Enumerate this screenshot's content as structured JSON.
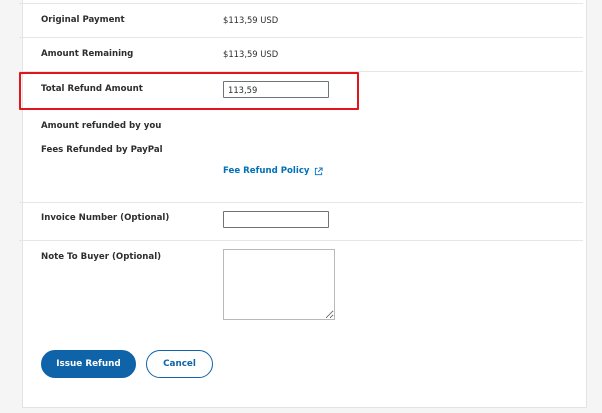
{
  "payment": {
    "original_label": "Original Payment",
    "original_value": "$113,59 USD",
    "remaining_label": "Amount Remaining",
    "remaining_value": "$113,59 USD"
  },
  "refund": {
    "total_label": "Total Refund Amount",
    "total_value": "113,59",
    "refunded_by_you_label": "Amount refunded by you",
    "fees_refunded_label": "Fees Refunded by PayPal",
    "fee_policy_link": "Fee Refund Policy"
  },
  "invoice": {
    "label": "Invoice Number (Optional)",
    "value": ""
  },
  "note": {
    "label": "Note To Buyer (Optional)",
    "value": ""
  },
  "actions": {
    "issue_label": "Issue Refund",
    "cancel_label": "Cancel"
  },
  "icons": {
    "external_link": "external-link-icon"
  },
  "colors": {
    "accent": "#0f63a8",
    "link": "#0070ba",
    "highlight": "#e0161d"
  }
}
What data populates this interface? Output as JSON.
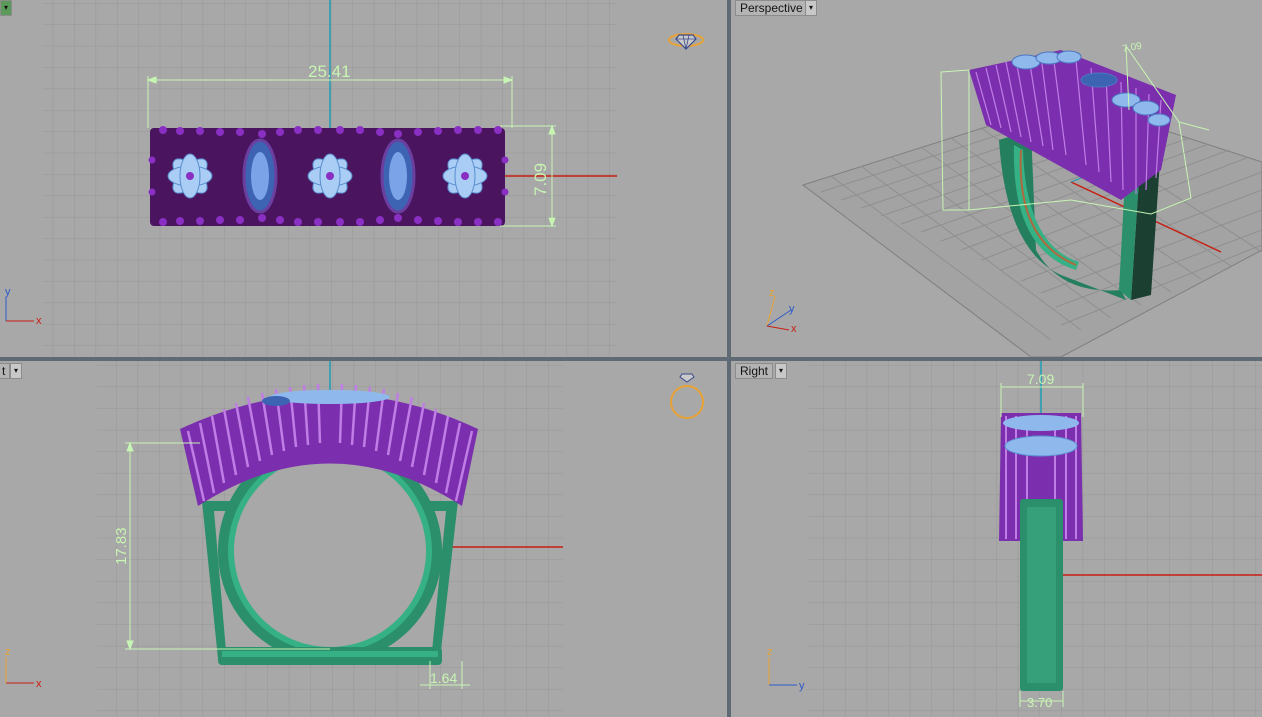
{
  "viewports": {
    "top": {
      "label": ""
    },
    "perspective": {
      "label": "Perspective"
    },
    "front": {
      "label": "t"
    },
    "right": {
      "label": "Right"
    }
  },
  "dimensions": {
    "top_width": "25.41",
    "top_height": "7.09",
    "perspective_height": "7.09",
    "front_height": "17.83",
    "front_width": "1.64",
    "right_width": "7.09",
    "right_bottom": "3.70"
  },
  "axes": {
    "x": "x",
    "y": "y",
    "z": "z"
  },
  "icons": {
    "gem_gizmo": "diamond-icon",
    "ring_gizmo": "ring-icon",
    "dropdown": "chevron-down-icon"
  },
  "colors": {
    "viewport_bg": "#a8a8a8",
    "grid": "#9a9a9a",
    "grid_major": "#8a8a8a",
    "prong_purple": "#7b2fae",
    "gem_blue": "#8fb9ec",
    "band_green": "#2a8f6a",
    "dim_line": "#c7f5b3",
    "axis_red": "#c81e12",
    "axis_cyan": "#1e9cb3",
    "gizmo_orange": "#e8a334"
  }
}
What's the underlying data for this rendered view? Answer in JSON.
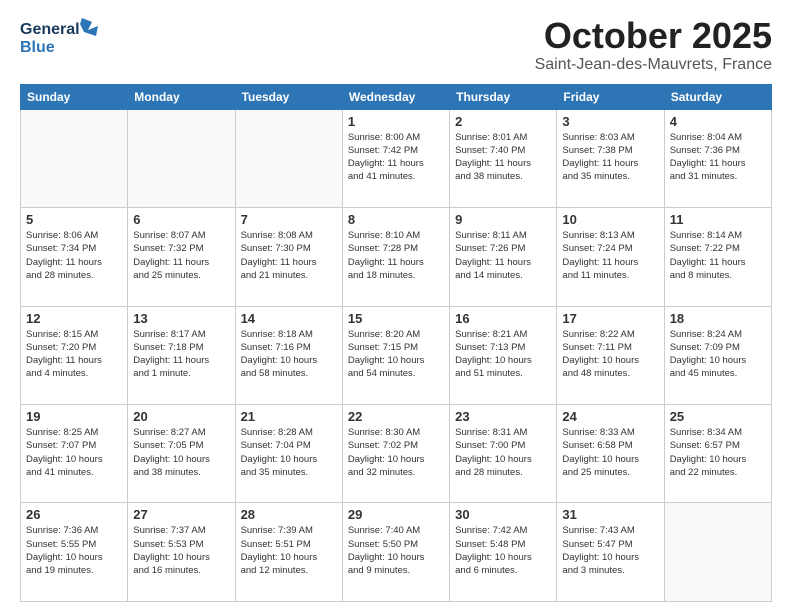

**Task brief**
Print every entry above again without changing a word, and omit the pictures.

**The result**
Enumerate this screenshot's content as structured JSON.
{
  "payment": {
    "original_label": "Original Payment",
    "original_value": "$113,59 USD",
    "remaining_label": "Amount Remaining",
    "remaining_value": "$113,59 USD"
  },
  "refund": {
    "total_label": "Total Refund Amount",
    "total_value": "113,59",
    "refunded_by_you_label": "Amount refunded by you",
    "fees_refunded_label": "Fees Refunded by PayPal",
    "fee_policy_link": "Fee Refund Policy"
  },
  "invoice": {
    "label": "Invoice Number (Optional)",
    "value": ""
  },
  "note": {
    "label": "Note To Buyer (Optional)",
    "value": ""
  },
  "actions": {
    "issue_label": "Issue Refund",
    "cancel_label": "Cancel"
  },
  "icons": {
    "external_link": "external-link-icon"
  },
  "colors": {
    "accent": "#0f63a8",
    "link": "#0070ba",
    "highlight": "#e0161d"
  }
}
What data populates this interface? Output as JSON.
{
  "viewports": {
    "top": {
      "label": ""
    },
    "perspective": {
      "label": "Perspective"
    },
    "front": {
      "label": "t"
    },
    "right": {
      "label": "Right"
    }
  },
  "dimensions": {
    "top_width": "25.41",
    "top_height": "7.09",
    "perspective_height": "7.09",
    "front_height": "17.83",
    "front_width": "1.64",
    "right_width": "7.09",
    "right_bottom": "3.70"
  },
  "axes": {
    "x": "x",
    "y": "y",
    "z": "z"
  },
  "icons": {
    "gem_gizmo": "diamond-icon",
    "ring_gizmo": "ring-icon",
    "dropdown": "chevron-down-icon"
  },
  "colors": {
    "viewport_bg": "#a8a8a8",
    "grid": "#9a9a9a",
    "grid_major": "#8a8a8a",
    "prong_purple": "#7b2fae",
    "gem_blue": "#8fb9ec",
    "band_green": "#2a8f6a",
    "dim_line": "#c7f5b3",
    "axis_red": "#c81e12",
    "axis_cyan": "#1e9cb3",
    "gizmo_orange": "#e8a334"
  }
}
What's the underlying data for this rendered view? Answer in JSON.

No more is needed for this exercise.